** START OF Excerpted data **

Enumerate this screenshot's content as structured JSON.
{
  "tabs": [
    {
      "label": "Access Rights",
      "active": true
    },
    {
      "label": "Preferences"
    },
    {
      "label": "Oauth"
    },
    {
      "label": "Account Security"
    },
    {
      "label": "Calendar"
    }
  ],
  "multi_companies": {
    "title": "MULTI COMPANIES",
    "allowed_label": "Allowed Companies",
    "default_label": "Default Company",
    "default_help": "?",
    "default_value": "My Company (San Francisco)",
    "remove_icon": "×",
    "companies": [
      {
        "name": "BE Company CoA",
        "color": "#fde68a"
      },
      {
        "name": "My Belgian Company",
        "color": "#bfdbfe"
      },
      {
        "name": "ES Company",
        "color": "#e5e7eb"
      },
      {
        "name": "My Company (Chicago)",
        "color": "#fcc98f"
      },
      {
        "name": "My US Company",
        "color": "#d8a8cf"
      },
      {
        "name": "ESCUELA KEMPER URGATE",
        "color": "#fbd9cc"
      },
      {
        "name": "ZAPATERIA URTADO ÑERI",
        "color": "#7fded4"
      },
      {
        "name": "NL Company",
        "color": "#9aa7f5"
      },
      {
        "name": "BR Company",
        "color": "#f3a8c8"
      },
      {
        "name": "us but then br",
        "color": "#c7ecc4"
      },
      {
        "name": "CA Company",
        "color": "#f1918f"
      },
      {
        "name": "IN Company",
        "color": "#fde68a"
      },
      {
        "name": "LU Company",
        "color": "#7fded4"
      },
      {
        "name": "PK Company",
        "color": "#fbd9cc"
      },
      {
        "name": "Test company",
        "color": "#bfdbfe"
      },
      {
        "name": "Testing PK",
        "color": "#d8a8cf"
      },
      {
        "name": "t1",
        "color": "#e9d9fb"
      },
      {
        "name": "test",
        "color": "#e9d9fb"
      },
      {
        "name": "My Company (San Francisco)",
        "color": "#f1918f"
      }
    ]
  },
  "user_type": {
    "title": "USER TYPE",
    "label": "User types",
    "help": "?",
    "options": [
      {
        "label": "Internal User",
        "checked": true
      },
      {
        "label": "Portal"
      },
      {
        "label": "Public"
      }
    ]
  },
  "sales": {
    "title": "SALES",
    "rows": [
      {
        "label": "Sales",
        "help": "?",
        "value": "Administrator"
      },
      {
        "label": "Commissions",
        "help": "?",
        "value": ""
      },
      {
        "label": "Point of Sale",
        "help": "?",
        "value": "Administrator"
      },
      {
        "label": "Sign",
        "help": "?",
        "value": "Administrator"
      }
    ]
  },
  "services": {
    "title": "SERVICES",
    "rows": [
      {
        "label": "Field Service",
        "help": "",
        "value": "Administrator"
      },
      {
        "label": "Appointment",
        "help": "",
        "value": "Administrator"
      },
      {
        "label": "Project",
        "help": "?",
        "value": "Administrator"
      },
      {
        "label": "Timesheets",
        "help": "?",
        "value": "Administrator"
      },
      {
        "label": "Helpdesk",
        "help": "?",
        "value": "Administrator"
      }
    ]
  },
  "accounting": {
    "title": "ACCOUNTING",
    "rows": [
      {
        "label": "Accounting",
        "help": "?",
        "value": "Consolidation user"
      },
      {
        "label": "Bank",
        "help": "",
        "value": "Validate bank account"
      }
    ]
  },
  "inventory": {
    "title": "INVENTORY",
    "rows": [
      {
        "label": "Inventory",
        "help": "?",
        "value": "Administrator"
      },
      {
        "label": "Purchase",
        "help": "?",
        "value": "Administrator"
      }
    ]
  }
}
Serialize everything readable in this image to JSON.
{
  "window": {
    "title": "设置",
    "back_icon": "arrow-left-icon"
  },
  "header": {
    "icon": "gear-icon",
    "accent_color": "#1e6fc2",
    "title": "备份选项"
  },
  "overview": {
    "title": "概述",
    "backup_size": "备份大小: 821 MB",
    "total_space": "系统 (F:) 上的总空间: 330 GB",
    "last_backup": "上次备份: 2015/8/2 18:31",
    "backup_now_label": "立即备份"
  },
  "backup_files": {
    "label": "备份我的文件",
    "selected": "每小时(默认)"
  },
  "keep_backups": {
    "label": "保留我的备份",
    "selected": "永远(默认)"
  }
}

** END OF Excerpted data **
** START OF Excerpted data **

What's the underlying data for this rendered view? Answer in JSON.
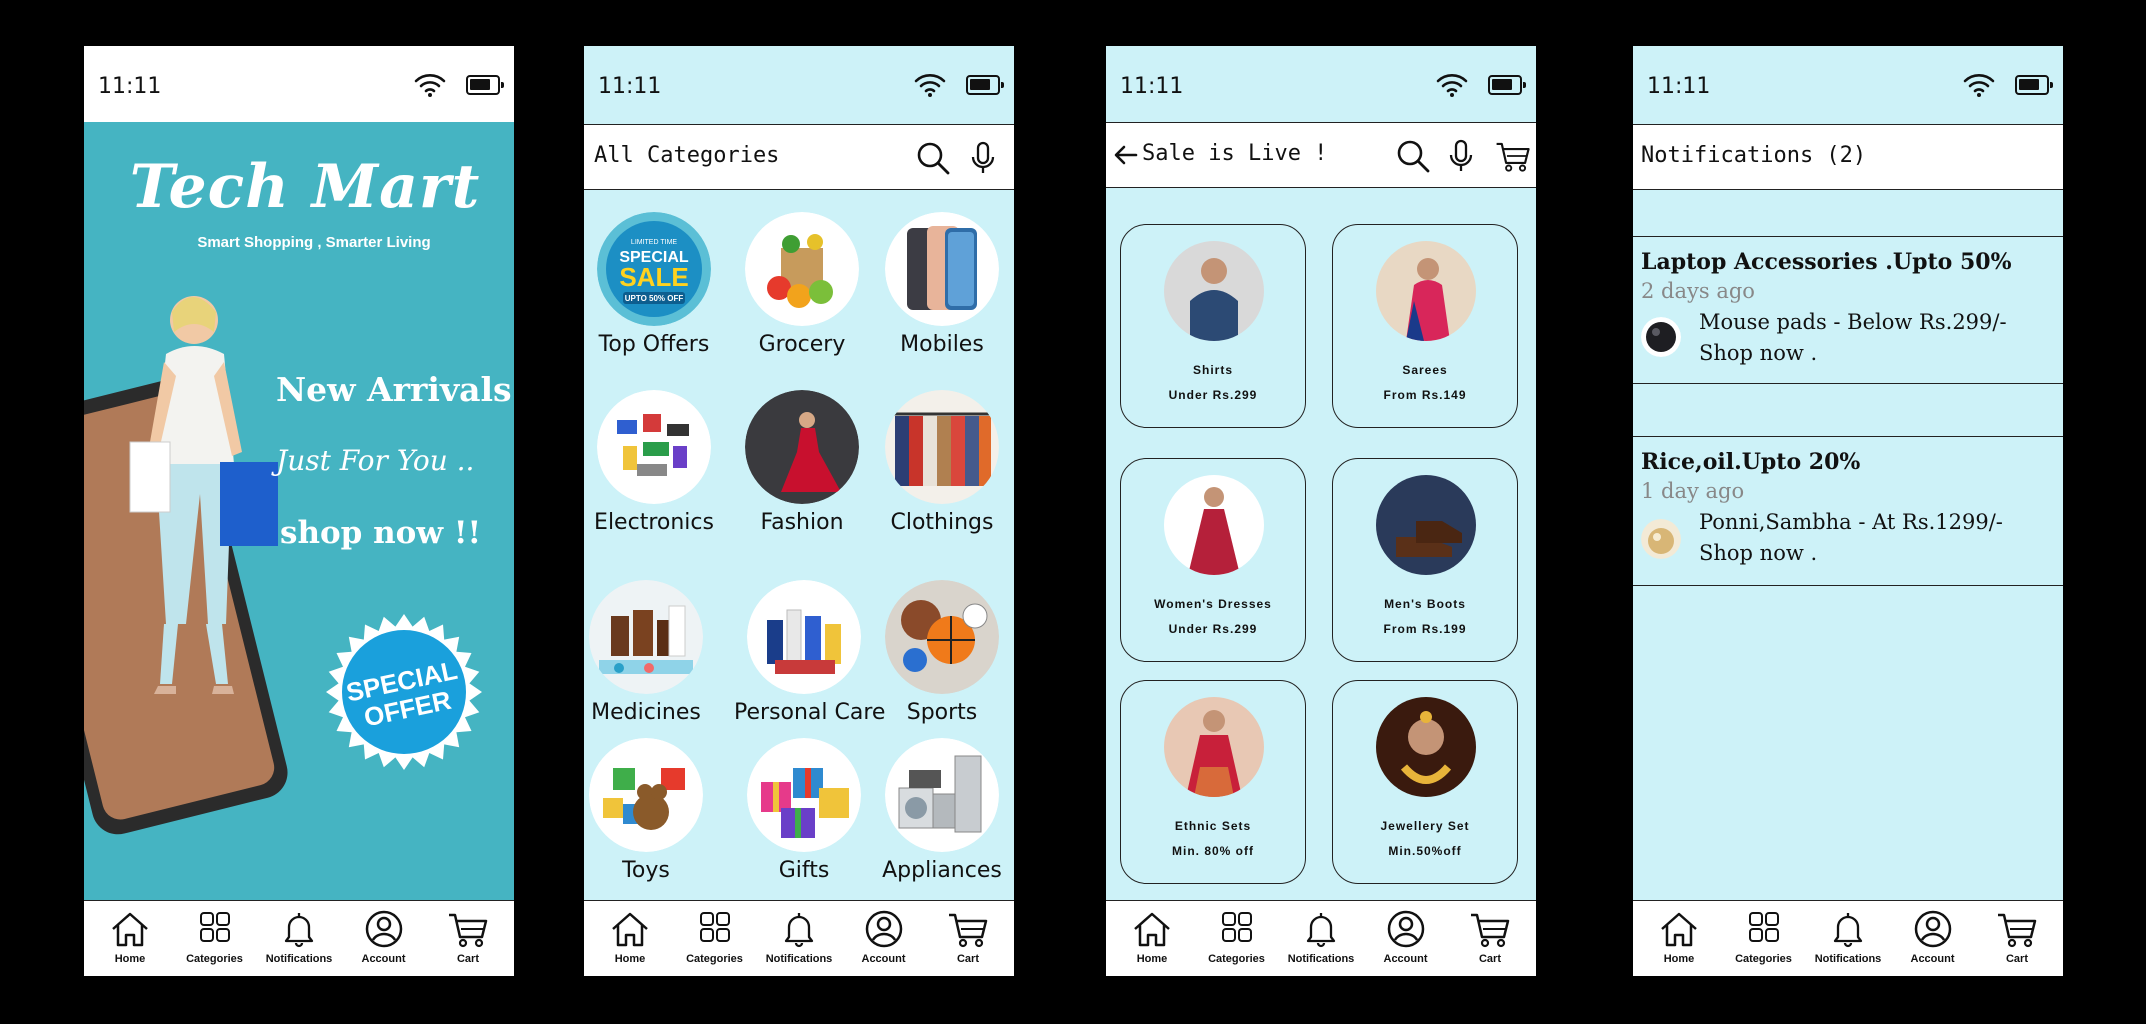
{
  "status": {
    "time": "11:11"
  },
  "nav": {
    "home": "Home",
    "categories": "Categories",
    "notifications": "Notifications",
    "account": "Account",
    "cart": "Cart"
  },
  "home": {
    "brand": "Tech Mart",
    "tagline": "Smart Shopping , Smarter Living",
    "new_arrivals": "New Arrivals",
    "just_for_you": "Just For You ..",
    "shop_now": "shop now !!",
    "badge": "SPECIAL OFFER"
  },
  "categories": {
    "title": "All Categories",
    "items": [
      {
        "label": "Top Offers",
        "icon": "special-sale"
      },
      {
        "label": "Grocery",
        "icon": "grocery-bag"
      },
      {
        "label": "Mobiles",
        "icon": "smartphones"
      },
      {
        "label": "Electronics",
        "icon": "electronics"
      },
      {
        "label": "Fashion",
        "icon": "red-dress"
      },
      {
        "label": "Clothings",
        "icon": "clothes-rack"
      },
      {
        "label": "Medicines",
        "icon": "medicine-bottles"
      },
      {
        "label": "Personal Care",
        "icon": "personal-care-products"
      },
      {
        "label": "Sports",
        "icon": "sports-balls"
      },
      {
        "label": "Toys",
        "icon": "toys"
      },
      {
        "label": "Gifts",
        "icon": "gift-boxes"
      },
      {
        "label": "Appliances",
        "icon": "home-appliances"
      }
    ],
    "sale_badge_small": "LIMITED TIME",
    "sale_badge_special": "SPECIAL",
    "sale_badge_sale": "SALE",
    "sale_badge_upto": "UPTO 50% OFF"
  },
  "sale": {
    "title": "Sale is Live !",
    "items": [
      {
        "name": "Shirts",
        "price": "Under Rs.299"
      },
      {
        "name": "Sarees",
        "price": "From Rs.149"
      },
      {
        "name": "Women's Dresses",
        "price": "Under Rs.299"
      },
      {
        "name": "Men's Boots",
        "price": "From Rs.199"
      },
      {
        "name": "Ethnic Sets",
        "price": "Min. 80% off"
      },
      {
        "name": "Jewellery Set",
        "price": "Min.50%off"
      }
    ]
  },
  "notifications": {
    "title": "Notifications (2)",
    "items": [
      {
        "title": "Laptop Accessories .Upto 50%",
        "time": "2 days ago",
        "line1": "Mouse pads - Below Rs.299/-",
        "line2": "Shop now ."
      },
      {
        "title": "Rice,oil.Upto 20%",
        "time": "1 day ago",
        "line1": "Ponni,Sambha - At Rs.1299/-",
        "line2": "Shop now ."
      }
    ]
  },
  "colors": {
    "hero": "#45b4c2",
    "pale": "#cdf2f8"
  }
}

** END OF Excerpted data **

Pick each line holding the word "JSON" out of the data and copy it.

Enumerate this screenshot's content as structured JSON.
Serialize everything readable in this image to JSON.
What's the underlying data for this rendered view? Answer in JSON.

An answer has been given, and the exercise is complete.